Figure data in JSON:
▼▼▼
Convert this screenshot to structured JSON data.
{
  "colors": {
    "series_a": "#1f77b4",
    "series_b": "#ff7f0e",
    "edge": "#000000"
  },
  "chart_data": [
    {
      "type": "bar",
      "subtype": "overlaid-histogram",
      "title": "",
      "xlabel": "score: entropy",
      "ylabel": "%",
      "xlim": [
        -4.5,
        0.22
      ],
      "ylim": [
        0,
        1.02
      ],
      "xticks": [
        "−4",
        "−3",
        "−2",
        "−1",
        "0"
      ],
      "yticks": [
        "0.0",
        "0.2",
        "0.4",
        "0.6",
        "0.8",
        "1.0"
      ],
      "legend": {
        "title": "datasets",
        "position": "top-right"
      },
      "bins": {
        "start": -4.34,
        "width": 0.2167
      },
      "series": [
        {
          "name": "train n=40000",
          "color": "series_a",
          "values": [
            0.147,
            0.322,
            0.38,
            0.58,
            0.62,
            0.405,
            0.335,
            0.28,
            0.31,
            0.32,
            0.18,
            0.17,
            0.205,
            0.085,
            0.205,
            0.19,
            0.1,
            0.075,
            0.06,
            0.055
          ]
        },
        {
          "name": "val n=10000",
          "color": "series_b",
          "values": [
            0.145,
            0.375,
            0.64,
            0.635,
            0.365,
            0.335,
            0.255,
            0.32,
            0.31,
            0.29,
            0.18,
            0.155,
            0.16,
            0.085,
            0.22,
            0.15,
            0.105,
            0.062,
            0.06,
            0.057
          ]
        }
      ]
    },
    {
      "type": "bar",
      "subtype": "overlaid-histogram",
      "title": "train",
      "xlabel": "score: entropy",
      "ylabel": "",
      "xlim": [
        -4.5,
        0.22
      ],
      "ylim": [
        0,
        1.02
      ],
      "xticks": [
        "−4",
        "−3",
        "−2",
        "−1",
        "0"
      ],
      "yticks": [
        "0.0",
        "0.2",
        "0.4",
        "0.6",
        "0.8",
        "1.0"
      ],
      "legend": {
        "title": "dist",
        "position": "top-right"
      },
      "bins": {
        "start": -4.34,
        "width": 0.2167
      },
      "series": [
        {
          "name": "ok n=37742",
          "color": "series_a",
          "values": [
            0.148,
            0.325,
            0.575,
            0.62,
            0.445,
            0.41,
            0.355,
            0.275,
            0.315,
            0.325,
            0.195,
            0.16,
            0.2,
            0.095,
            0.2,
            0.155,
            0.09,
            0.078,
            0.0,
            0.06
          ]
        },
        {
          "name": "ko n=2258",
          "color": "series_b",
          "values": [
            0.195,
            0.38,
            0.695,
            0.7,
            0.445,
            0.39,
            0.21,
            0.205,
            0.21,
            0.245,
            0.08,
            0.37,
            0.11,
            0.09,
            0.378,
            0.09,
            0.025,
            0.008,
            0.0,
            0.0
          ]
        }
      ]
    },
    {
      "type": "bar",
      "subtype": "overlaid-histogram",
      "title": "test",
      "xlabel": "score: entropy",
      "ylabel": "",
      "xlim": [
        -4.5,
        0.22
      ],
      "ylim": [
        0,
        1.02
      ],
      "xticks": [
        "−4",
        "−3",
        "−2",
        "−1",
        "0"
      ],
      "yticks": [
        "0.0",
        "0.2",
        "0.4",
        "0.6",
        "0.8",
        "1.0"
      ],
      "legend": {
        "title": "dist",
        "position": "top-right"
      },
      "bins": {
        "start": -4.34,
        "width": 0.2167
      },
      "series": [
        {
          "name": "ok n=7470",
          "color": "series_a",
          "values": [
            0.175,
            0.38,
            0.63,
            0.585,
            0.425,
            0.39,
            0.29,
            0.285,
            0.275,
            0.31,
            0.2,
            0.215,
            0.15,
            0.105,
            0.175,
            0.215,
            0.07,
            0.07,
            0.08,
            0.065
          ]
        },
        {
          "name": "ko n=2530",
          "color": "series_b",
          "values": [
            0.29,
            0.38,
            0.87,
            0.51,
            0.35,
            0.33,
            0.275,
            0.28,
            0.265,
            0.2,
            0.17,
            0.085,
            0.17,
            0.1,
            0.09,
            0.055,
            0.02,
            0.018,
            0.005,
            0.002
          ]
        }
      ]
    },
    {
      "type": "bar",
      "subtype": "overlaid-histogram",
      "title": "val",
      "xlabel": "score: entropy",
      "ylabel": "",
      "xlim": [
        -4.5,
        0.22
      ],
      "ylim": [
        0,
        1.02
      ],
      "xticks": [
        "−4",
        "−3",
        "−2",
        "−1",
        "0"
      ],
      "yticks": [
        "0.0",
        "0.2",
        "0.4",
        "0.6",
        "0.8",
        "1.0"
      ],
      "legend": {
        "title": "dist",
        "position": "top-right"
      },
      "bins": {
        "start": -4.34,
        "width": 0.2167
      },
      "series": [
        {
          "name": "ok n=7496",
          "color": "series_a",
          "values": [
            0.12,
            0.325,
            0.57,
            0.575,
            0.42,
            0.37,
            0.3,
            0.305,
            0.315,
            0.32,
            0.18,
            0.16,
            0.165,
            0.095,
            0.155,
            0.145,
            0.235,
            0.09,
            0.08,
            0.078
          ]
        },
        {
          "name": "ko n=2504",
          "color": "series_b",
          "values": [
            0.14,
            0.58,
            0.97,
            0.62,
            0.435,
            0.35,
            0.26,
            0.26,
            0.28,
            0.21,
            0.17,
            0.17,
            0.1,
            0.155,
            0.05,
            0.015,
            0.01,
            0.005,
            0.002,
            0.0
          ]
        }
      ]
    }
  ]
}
▲▲▲
#### [Directions for this task]
Reproduce the material above, every line of it, exactly.

#### [Result of the task]
Convert this screenshot to structured JSON data.
{
  "colors": {
    "series_a": "#1f77b4",
    "series_b": "#ff7f0e",
    "edge": "#000000"
  },
  "chart_data": [
    {
      "type": "bar",
      "subtype": "overlaid-histogram",
      "title": "",
      "xlabel": "score: entropy",
      "ylabel": "%",
      "xlim": [
        -4.5,
        0.22
      ],
      "ylim": [
        0,
        1.02
      ],
      "xticks": [
        "−4",
        "−3",
        "−2",
        "−1",
        "0"
      ],
      "yticks": [
        "0.0",
        "0.2",
        "0.4",
        "0.6",
        "0.8",
        "1.0"
      ],
      "legend": {
        "title": "datasets",
        "position": "top-right"
      },
      "bins": {
        "start": -4.34,
        "width": 0.2167
      },
      "series": [
        {
          "name": "train n=40000",
          "color": "series_a",
          "values": [
            0.147,
            0.322,
            0.38,
            0.58,
            0.62,
            0.405,
            0.335,
            0.28,
            0.31,
            0.32,
            0.18,
            0.17,
            0.205,
            0.085,
            0.205,
            0.19,
            0.1,
            0.075,
            0.06,
            0.055
          ]
        },
        {
          "name": "val n=10000",
          "color": "series_b",
          "values": [
            0.145,
            0.375,
            0.64,
            0.635,
            0.365,
            0.335,
            0.255,
            0.32,
            0.31,
            0.29,
            0.18,
            0.155,
            0.16,
            0.085,
            0.22,
            0.15,
            0.105,
            0.062,
            0.06,
            0.057
          ]
        }
      ]
    },
    {
      "type": "bar",
      "subtype": "overlaid-histogram",
      "title": "train",
      "xlabel": "score: entropy",
      "ylabel": "",
      "xlim": [
        -4.5,
        0.22
      ],
      "ylim": [
        0,
        1.02
      ],
      "xticks": [
        "−4",
        "−3",
        "−2",
        "−1",
        "0"
      ],
      "yticks": [
        "0.0",
        "0.2",
        "0.4",
        "0.6",
        "0.8",
        "1.0"
      ],
      "legend": {
        "title": "dist",
        "position": "top-right"
      },
      "bins": {
        "start": -4.34,
        "width": 0.2167
      },
      "series": [
        {
          "name": "ok n=37742",
          "color": "series_a",
          "values": [
            0.148,
            0.325,
            0.575,
            0.62,
            0.445,
            0.41,
            0.355,
            0.275,
            0.315,
            0.325,
            0.195,
            0.16,
            0.2,
            0.095,
            0.2,
            0.155,
            0.09,
            0.078,
            0.0,
            0.06
          ]
        },
        {
          "name": "ko n=2258",
          "color": "series_b",
          "values": [
            0.195,
            0.38,
            0.695,
            0.7,
            0.445,
            0.39,
            0.21,
            0.205,
            0.21,
            0.245,
            0.08,
            0.37,
            0.11,
            0.09,
            0.378,
            0.09,
            0.025,
            0.008,
            0.0,
            0.0
          ]
        }
      ]
    },
    {
      "type": "bar",
      "subtype": "overlaid-histogram",
      "title": "test",
      "xlabel": "score: entropy",
      "ylabel": "",
      "xlim": [
        -4.5,
        0.22
      ],
      "ylim": [
        0,
        1.02
      ],
      "xticks": [
        "−4",
        "−3",
        "−2",
        "−1",
        "0"
      ],
      "yticks": [
        "0.0",
        "0.2",
        "0.4",
        "0.6",
        "0.8",
        "1.0"
      ],
      "legend": {
        "title": "dist",
        "position": "top-right"
      },
      "bins": {
        "start": -4.34,
        "width": 0.2167
      },
      "series": [
        {
          "name": "ok n=7470",
          "color": "series_a",
          "values": [
            0.175,
            0.38,
            0.63,
            0.585,
            0.425,
            0.39,
            0.29,
            0.285,
            0.275,
            0.31,
            0.2,
            0.215,
            0.15,
            0.105,
            0.175,
            0.215,
            0.07,
            0.07,
            0.08,
            0.065
          ]
        },
        {
          "name": "ko n=2530",
          "color": "series_b",
          "values": [
            0.29,
            0.38,
            0.87,
            0.51,
            0.35,
            0.33,
            0.275,
            0.28,
            0.265,
            0.2,
            0.17,
            0.085,
            0.17,
            0.1,
            0.09,
            0.055,
            0.02,
            0.018,
            0.005,
            0.002
          ]
        }
      ]
    },
    {
      "type": "bar",
      "subtype": "overlaid-histogram",
      "title": "val",
      "xlabel": "score: entropy",
      "ylabel": "",
      "xlim": [
        -4.5,
        0.22
      ],
      "ylim": [
        0,
        1.02
      ],
      "xticks": [
        "−4",
        "−3",
        "−2",
        "−1",
        "0"
      ],
      "yticks": [
        "0.0",
        "0.2",
        "0.4",
        "0.6",
        "0.8",
        "1.0"
      ],
      "legend": {
        "title": "dist",
        "position": "top-right"
      },
      "bins": {
        "start": -4.34,
        "width": 0.2167
      },
      "series": [
        {
          "name": "ok n=7496",
          "color": "series_a",
          "values": [
            0.12,
            0.325,
            0.57,
            0.575,
            0.42,
            0.37,
            0.3,
            0.305,
            0.315,
            0.32,
            0.18,
            0.16,
            0.165,
            0.095,
            0.155,
            0.145,
            0.235,
            0.09,
            0.08,
            0.078
          ]
        },
        {
          "name": "ko n=2504",
          "color": "series_b",
          "values": [
            0.14,
            0.58,
            0.97,
            0.62,
            0.435,
            0.35,
            0.26,
            0.26,
            0.28,
            0.21,
            0.17,
            0.17,
            0.1,
            0.155,
            0.05,
            0.015,
            0.01,
            0.005,
            0.002,
            0.0
          ]
        }
      ]
    }
  ]
}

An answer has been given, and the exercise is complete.